■ STORED RECORDS ■
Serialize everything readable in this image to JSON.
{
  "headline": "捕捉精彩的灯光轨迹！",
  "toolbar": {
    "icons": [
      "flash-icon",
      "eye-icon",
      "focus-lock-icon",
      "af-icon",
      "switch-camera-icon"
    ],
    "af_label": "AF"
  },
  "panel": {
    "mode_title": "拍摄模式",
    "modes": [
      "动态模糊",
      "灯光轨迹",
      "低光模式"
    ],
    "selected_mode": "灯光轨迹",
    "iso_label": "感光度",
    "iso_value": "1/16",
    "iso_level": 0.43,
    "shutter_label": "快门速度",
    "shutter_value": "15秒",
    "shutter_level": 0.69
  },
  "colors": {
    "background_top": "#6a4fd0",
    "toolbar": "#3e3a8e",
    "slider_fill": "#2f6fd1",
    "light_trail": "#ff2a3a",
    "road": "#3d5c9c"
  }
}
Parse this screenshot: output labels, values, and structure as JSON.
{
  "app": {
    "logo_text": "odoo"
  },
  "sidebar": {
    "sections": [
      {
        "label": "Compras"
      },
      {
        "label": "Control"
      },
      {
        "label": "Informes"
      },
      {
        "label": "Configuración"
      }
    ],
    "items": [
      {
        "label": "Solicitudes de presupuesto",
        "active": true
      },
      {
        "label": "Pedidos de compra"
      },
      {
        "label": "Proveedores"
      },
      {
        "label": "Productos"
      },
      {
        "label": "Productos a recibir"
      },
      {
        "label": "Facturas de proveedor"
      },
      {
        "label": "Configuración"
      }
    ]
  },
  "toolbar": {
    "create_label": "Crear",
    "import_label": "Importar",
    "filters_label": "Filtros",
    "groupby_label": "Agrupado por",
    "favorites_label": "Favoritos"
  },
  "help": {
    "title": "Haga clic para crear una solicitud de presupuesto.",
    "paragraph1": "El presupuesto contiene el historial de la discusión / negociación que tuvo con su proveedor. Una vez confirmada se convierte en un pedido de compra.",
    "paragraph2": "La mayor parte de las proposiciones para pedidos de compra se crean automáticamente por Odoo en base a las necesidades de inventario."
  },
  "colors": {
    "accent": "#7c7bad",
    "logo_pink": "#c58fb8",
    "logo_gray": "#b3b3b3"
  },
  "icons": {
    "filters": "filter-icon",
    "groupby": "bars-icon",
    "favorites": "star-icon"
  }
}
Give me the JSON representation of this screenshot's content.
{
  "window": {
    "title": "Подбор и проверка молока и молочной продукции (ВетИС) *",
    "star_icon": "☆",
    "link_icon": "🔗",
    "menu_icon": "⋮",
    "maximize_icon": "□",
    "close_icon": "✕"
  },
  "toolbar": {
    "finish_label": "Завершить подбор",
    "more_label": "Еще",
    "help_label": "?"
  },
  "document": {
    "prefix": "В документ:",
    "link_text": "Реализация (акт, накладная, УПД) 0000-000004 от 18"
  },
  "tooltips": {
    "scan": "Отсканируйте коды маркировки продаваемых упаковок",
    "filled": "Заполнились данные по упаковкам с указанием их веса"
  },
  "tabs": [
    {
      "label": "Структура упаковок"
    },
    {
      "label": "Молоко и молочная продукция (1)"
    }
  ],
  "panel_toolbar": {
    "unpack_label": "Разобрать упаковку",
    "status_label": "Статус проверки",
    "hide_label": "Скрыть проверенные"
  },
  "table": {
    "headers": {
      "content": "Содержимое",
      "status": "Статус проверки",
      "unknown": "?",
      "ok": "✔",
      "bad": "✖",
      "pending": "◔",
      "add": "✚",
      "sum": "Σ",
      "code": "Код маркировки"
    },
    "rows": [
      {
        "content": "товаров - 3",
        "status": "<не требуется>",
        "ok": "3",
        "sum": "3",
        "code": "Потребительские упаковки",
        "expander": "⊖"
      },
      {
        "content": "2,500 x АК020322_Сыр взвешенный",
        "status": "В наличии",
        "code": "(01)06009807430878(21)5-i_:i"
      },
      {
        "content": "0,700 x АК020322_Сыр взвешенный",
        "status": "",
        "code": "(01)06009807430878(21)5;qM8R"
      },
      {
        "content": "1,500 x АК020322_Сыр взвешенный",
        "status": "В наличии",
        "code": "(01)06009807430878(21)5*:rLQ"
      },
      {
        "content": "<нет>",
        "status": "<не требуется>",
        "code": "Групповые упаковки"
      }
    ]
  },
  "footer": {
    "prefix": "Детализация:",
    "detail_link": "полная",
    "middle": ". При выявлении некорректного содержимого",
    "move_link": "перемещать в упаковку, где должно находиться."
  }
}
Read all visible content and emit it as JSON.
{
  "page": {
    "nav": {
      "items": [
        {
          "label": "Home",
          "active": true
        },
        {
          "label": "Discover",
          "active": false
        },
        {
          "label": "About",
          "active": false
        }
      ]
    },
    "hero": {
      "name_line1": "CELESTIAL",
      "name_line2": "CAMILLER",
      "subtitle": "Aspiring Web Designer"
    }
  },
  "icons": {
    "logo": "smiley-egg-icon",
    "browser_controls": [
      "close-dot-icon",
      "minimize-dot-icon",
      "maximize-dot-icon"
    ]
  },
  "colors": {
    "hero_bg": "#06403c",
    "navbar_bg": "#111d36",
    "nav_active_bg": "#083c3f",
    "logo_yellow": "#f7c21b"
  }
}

■ JOB ■
Show the lines from the data above that contain the string "code".

■ RESPONSE TO THE TASK ■
      "code": "Код маркировки"
        "code": "Потребительские упаковки",
        "code": "(01)06009807430878(21)5-i_:i"
        "code": "(01)06009807430878(21)5;qM8R"
        "code": "(01)06009807430878(21)5*:rLQ"
        "code": "Групповые упаковки"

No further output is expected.